__Data for processing__
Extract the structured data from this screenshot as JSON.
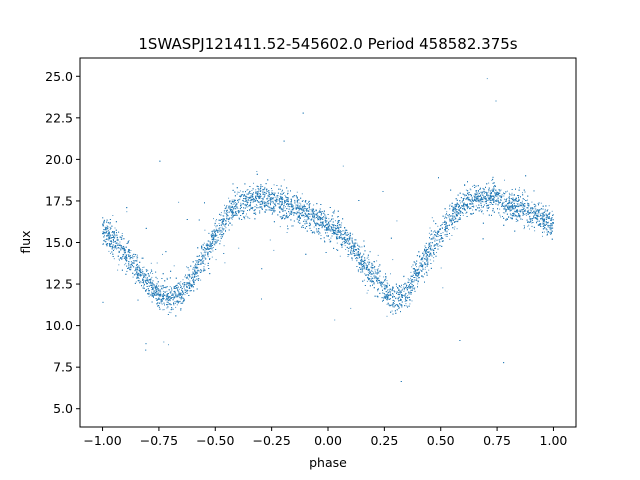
{
  "chart_data": {
    "type": "scatter",
    "title": "1SWASPJ121411.52-545602.0 Period 458582.375s",
    "xlabel": "phase",
    "ylabel": "flux",
    "xlim": [
      -1.1,
      1.1
    ],
    "ylim": [
      3.9,
      26.1
    ],
    "x_ticks": [
      -1.0,
      -0.75,
      -0.5,
      -0.25,
      0.0,
      0.25,
      0.5,
      0.75,
      1.0
    ],
    "x_tick_labels": [
      "−1.00",
      "−0.75",
      "−0.50",
      "−0.25",
      "0.00",
      "0.25",
      "0.50",
      "0.75",
      "1.00"
    ],
    "y_ticks": [
      5.0,
      7.5,
      10.0,
      12.5,
      15.0,
      17.5,
      20.0,
      22.5,
      25.0
    ],
    "y_tick_labels": [
      "5.0",
      "7.5",
      "10.0",
      "12.5",
      "15.0",
      "17.5",
      "20.0",
      "22.5",
      "25.0"
    ],
    "grid": false,
    "point_color": "#1f77b4",
    "series": [
      {
        "phase_profile": {
          "x": [
            -1.0,
            -0.95,
            -0.9,
            -0.85,
            -0.8,
            -0.75,
            -0.7,
            -0.65,
            -0.6,
            -0.55,
            -0.5,
            -0.45,
            -0.4,
            -0.35,
            -0.3,
            -0.25,
            -0.2,
            -0.15,
            -0.1,
            -0.05,
            0.0,
            0.05,
            0.1,
            0.15,
            0.2,
            0.25,
            0.3,
            0.35,
            0.4,
            0.45,
            0.5,
            0.55,
            0.6,
            0.65,
            0.7,
            0.75,
            0.8,
            0.85,
            0.9,
            0.95,
            1.0
          ],
          "y": [
            15.8,
            15.1,
            14.3,
            13.4,
            12.6,
            12.0,
            11.6,
            12.0,
            13.0,
            14.2,
            15.4,
            16.5,
            17.2,
            17.6,
            17.7,
            17.6,
            17.3,
            17.0,
            16.7,
            16.4,
            16.1,
            15.6,
            14.8,
            13.9,
            13.0,
            12.2,
            11.6,
            12.0,
            13.2,
            14.5,
            15.6,
            16.6,
            17.3,
            17.6,
            17.7,
            17.6,
            17.3,
            17.0,
            16.7,
            16.4,
            16.1
          ]
        },
        "scatter_sigma": 0.45,
        "n_points": 9000
      }
    ]
  }
}
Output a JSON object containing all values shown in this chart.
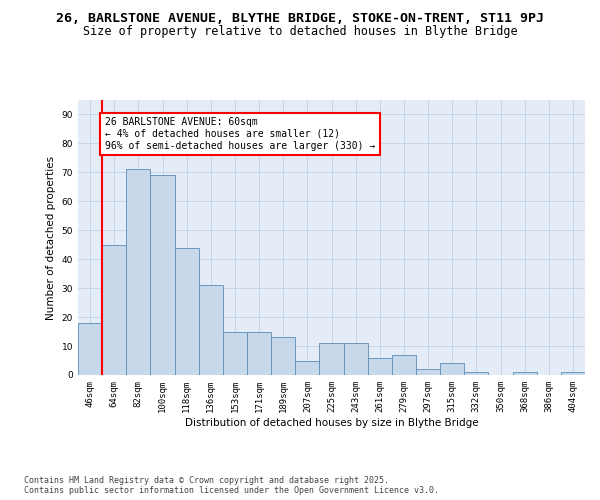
{
  "title_line1": "26, BARLSTONE AVENUE, BLYTHE BRIDGE, STOKE-ON-TRENT, ST11 9PJ",
  "title_line2": "Size of property relative to detached houses in Blythe Bridge",
  "xlabel": "Distribution of detached houses by size in Blythe Bridge",
  "ylabel": "Number of detached properties",
  "categories": [
    "46sqm",
    "64sqm",
    "82sqm",
    "100sqm",
    "118sqm",
    "136sqm",
    "153sqm",
    "171sqm",
    "189sqm",
    "207sqm",
    "225sqm",
    "243sqm",
    "261sqm",
    "279sqm",
    "297sqm",
    "315sqm",
    "332sqm",
    "350sqm",
    "368sqm",
    "386sqm",
    "404sqm"
  ],
  "values": [
    18,
    45,
    71,
    69,
    44,
    31,
    15,
    15,
    13,
    5,
    11,
    11,
    6,
    7,
    2,
    4,
    1,
    0,
    1,
    0,
    1
  ],
  "bar_color": "#c8d8eb",
  "bar_edge_color": "#5b8db8",
  "red_line_x": 0.5,
  "annotation_text": "26 BARLSTONE AVENUE: 60sqm\n← 4% of detached houses are smaller (12)\n96% of semi-detached houses are larger (330) →",
  "annotation_box_color": "white",
  "annotation_box_edge_color": "red",
  "ylim": [
    0,
    95
  ],
  "yticks": [
    0,
    10,
    20,
    30,
    40,
    50,
    60,
    70,
    80,
    90
  ],
  "grid_color": "#c8d4e8",
  "bg_color": "#e4ecf7",
  "footer_text": "Contains HM Land Registry data © Crown copyright and database right 2025.\nContains public sector information licensed under the Open Government Licence v3.0.",
  "title_fontsize": 9.5,
  "subtitle_fontsize": 8.5,
  "axis_label_fontsize": 7.5,
  "tick_fontsize": 6.5,
  "annotation_fontsize": 7,
  "footer_fontsize": 6
}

__What to work on__
Out of the preceding entries, pull every line containing the string "detached".

__Final answer__
  "title_line2": "Size of property relative to detached houses in Blythe Bridge",
  "xlabel": "Distribution of detached houses by size in Blythe Bridge",
  "ylabel": "Number of detached properties",
  "annotation_text": "26 BARLSTONE AVENUE: 60sqm\n← 4% of detached houses are smaller (12)\n96% of semi-detached houses are larger (330) →",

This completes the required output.